* **Provided data**

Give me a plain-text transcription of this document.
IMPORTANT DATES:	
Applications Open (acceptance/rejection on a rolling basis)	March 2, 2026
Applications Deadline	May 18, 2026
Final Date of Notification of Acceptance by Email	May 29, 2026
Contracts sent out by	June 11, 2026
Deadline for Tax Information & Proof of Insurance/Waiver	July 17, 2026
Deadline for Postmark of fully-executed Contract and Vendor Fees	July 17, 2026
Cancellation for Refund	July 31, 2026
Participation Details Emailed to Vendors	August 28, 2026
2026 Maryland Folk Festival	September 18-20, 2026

* **What you need to do**
Type the whole listing again, unaltered.

* **Result of the task**
Give me a plain-text transcription of this document.
IMPORTANT DATES:	
Applications Open (acceptance/rejection on a rolling basis)	March 2, 2026
Applications Deadline	May 18, 2026
Final Date of Notification of Acceptance by Email	May 29, 2026
Contracts sent out by	June 11, 2026
Deadline for Tax Information & Proof of Insurance/Waiver	July 17, 2026
Deadline for Postmark of fully-executed Contract and Vendor Fees	July 17, 2026
Cancellation for Refund	July 31, 2026
Participation Details Emailed to Vendors	August 28, 2026
2026 Maryland Folk Festival	September 18-20, 2026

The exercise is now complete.